* **Your objective**
State how many lines of the entries include the string "JSON", please, leaving out everything but the number.
-------------------------
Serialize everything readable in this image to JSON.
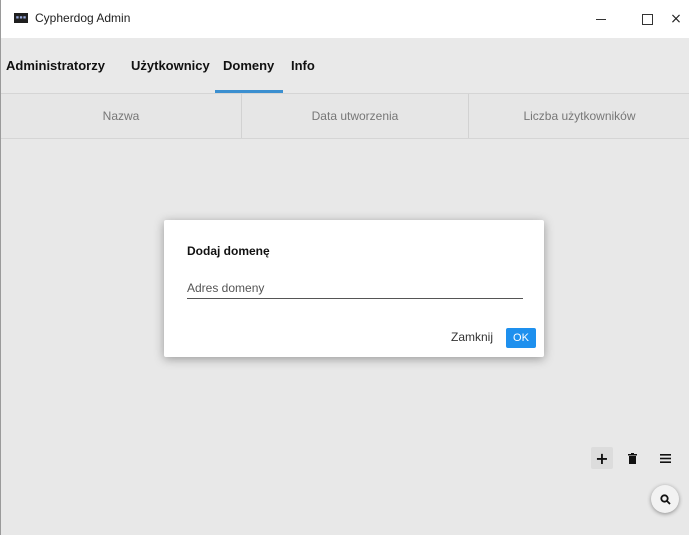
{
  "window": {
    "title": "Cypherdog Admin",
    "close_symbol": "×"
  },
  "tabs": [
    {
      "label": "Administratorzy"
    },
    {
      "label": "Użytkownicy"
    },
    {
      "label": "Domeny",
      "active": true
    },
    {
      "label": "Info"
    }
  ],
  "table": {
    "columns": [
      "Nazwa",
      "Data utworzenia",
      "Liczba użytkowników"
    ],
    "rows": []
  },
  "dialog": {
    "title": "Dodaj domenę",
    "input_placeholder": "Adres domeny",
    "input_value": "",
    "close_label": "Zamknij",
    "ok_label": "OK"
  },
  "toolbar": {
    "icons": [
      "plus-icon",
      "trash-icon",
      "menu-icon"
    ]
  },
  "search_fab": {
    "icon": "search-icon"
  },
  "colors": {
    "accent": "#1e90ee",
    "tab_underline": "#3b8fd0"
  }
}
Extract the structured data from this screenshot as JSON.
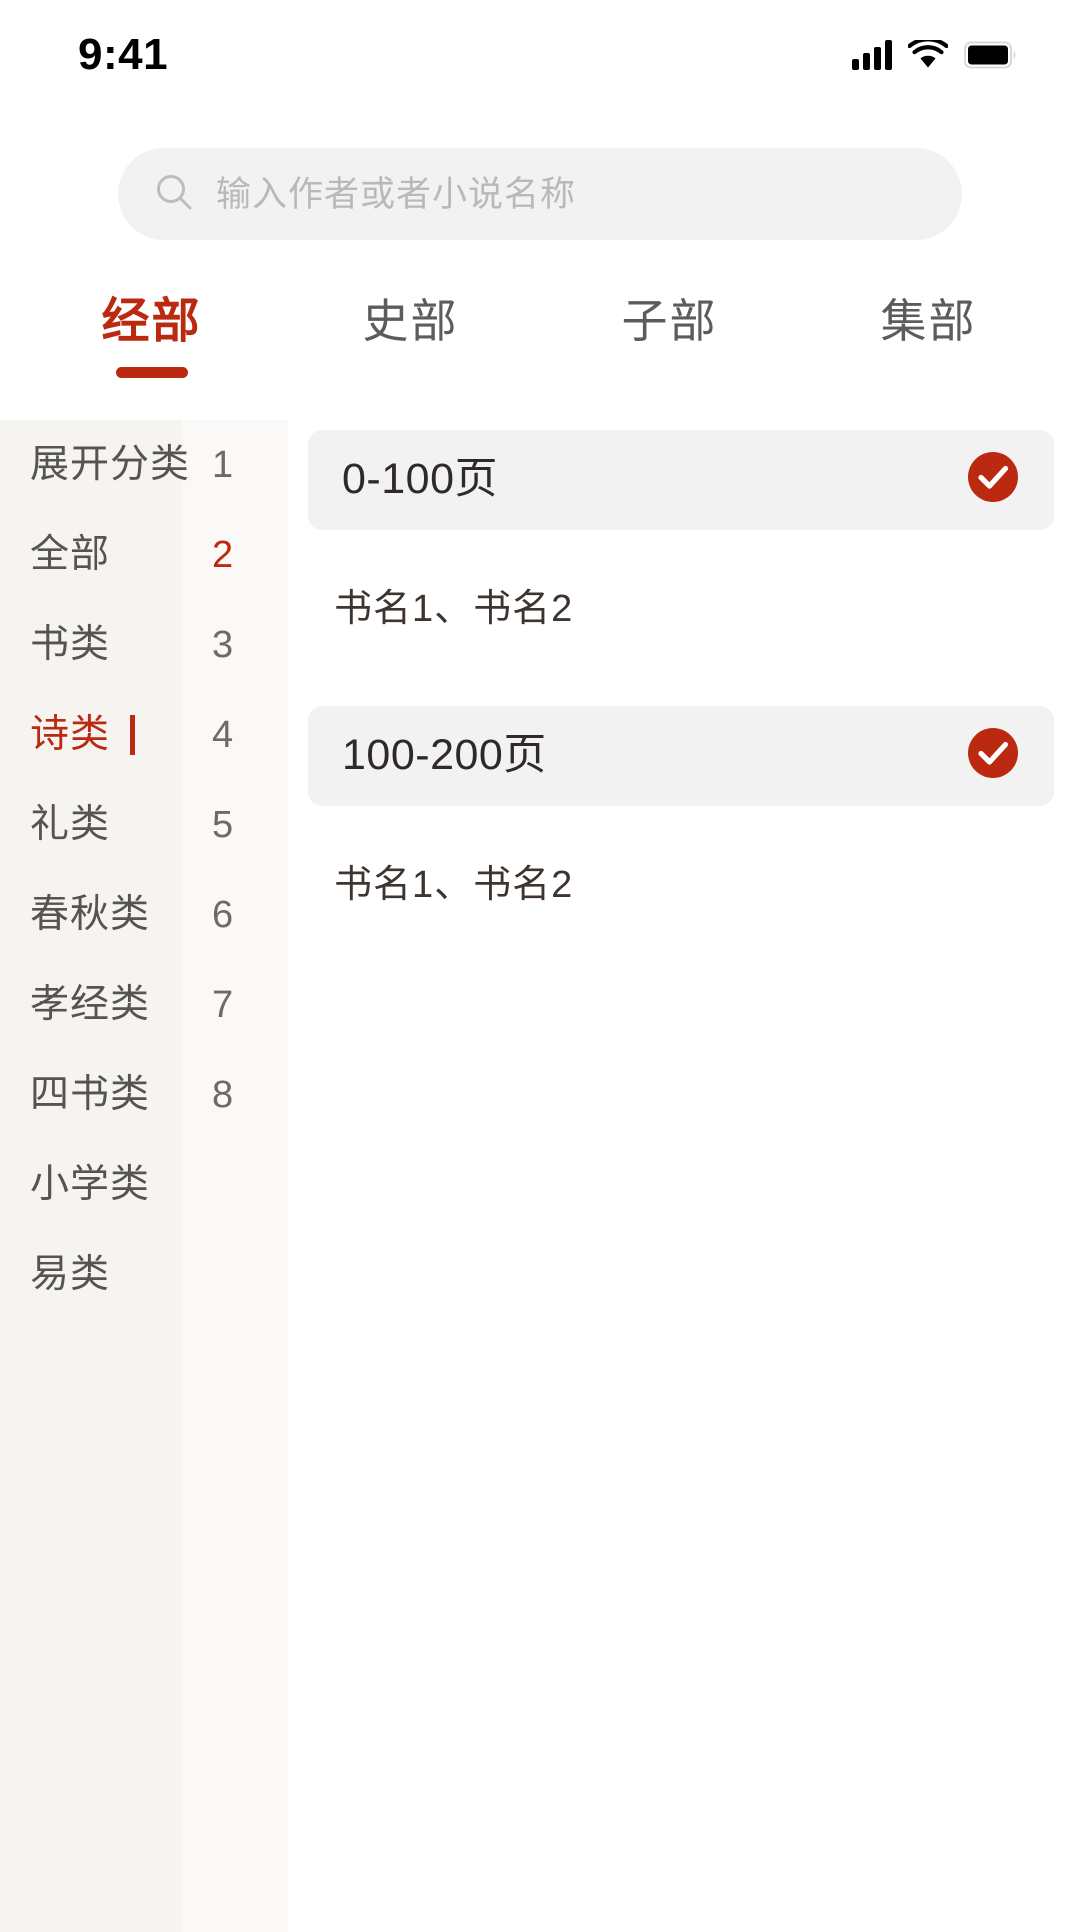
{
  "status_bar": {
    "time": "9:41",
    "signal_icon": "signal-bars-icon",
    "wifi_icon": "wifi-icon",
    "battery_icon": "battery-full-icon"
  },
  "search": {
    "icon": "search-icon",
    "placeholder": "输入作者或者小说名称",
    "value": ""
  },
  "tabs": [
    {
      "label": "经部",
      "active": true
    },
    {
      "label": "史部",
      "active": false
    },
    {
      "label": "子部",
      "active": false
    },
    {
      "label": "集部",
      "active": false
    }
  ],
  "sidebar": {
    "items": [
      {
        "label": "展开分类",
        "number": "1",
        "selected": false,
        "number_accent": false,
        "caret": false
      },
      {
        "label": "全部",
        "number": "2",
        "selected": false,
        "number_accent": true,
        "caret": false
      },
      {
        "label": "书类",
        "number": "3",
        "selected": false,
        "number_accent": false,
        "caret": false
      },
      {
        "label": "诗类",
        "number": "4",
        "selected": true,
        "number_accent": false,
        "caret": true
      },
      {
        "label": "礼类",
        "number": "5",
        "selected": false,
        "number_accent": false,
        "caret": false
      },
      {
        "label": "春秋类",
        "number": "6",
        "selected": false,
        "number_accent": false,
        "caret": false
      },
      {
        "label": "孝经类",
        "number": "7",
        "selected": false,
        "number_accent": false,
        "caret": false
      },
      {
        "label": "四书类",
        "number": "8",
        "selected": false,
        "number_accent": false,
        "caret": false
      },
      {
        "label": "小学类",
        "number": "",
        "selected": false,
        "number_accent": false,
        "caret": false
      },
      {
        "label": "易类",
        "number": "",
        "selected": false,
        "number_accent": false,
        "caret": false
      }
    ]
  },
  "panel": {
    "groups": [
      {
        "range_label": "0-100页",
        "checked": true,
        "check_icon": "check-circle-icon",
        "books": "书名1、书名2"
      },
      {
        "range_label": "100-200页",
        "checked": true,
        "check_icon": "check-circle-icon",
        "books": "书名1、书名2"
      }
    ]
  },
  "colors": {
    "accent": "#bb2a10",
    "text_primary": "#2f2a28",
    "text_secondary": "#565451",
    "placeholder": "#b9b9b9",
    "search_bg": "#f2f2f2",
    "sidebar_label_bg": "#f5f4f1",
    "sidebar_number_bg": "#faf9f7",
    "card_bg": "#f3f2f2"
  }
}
-------------------------
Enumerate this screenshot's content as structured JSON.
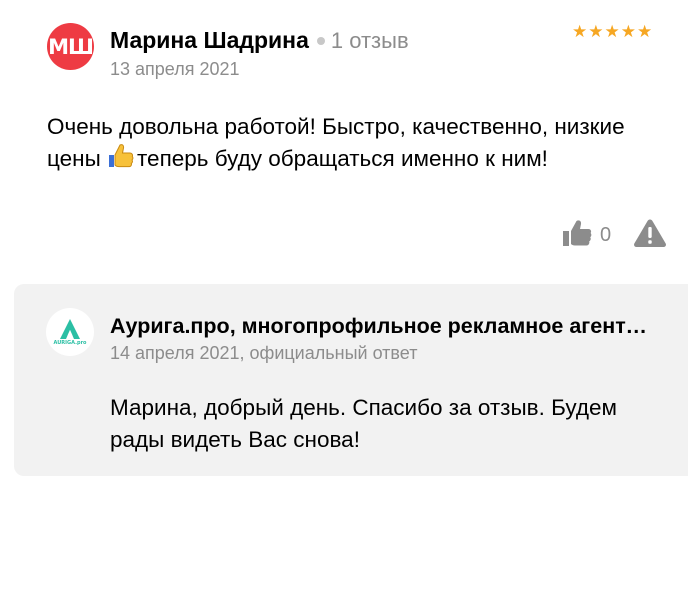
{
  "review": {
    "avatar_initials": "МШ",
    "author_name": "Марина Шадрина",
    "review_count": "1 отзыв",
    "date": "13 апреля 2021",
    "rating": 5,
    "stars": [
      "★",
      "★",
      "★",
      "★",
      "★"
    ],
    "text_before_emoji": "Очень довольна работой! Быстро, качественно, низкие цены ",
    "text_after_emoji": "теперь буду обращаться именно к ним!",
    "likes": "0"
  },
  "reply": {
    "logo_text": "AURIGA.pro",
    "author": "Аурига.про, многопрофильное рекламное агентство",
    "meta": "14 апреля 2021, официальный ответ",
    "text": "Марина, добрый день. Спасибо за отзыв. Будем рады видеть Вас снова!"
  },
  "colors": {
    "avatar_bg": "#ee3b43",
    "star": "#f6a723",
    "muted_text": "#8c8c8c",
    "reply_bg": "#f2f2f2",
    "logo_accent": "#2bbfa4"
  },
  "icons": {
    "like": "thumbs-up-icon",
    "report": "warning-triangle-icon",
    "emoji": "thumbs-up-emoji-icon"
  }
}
-------------------------
* **Correct result**
3